Excerpted data.
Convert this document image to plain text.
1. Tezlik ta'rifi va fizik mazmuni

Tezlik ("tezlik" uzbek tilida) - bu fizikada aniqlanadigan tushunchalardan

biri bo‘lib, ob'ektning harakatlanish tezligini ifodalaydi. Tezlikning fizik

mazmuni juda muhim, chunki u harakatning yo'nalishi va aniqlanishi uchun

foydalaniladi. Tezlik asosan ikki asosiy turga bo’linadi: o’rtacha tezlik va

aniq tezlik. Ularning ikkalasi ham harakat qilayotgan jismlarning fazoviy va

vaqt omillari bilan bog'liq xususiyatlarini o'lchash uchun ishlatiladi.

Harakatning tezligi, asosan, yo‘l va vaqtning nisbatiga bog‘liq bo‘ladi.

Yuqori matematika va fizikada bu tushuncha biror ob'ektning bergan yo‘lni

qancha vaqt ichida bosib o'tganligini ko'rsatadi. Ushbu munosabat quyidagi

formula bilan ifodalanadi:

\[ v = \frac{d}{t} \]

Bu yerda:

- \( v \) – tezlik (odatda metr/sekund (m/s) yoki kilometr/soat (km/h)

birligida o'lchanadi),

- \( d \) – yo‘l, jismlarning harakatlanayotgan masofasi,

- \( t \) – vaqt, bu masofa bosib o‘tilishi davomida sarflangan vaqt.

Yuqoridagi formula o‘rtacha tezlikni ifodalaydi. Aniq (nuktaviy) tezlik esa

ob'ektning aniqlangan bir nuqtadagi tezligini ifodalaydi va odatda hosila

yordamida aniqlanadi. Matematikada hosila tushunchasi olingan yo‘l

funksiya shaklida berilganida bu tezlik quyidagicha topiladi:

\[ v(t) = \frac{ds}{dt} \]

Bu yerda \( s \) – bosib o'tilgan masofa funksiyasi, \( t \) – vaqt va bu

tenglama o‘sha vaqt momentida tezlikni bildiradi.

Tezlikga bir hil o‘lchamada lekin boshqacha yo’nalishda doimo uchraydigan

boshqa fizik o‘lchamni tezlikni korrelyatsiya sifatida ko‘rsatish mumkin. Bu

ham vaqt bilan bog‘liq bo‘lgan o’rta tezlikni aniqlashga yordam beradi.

Exercise details.
Scan the listing above for the word "formula" and show each line where it is found.

Correct result.
formula bilan ifodalanadi:
Yuqoridagi formula o‘rtacha tezlikni ifodalaydi. Aniq (nuktaviy) tezlik esa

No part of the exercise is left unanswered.